For the material that follows, list every line containing the word "value".

[Start of DATA FOR THE TASK]

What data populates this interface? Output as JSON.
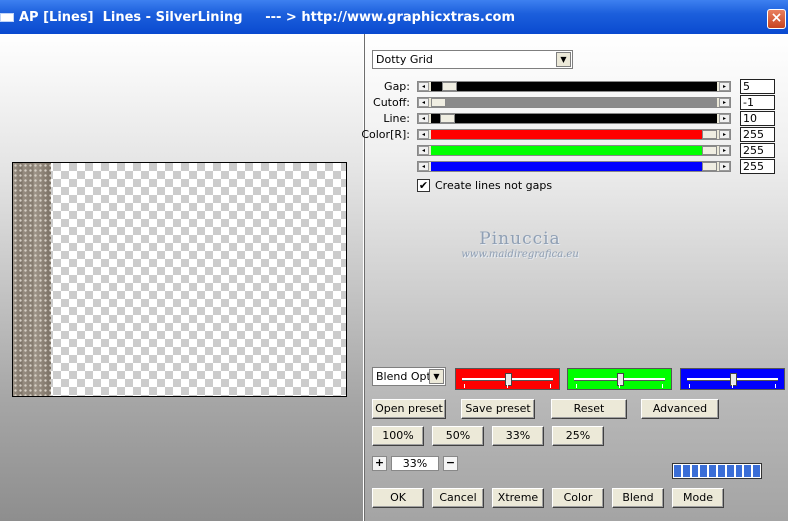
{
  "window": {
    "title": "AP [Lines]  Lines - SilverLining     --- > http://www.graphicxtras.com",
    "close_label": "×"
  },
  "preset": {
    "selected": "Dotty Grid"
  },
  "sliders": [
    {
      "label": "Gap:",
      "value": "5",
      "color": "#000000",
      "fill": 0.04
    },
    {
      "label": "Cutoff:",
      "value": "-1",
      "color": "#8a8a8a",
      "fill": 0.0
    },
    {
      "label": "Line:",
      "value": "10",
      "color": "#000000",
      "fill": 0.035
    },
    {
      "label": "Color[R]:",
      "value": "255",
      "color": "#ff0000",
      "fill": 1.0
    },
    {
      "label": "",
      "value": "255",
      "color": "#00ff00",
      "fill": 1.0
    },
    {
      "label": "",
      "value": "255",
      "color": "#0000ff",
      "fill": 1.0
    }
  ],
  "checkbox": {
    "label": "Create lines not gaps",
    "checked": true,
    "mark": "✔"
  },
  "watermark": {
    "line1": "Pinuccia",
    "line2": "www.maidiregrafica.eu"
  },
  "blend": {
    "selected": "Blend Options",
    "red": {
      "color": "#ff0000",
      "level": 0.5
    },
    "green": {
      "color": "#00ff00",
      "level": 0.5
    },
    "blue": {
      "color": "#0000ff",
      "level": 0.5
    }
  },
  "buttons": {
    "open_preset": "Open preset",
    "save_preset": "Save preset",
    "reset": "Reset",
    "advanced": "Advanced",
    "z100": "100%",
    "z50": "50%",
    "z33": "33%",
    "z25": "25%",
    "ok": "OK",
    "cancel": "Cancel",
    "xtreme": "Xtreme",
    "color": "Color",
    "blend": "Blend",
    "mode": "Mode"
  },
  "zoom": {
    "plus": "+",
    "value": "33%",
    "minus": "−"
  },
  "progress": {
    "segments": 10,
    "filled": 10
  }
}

[End of DATA FOR THE TASK]

- THE SOLUTION -
      "value": "5",
      "value": "-1",
      "value": "10",
      "value": "255",
      "value": "255",
      "value": "255",
    "value": "33%",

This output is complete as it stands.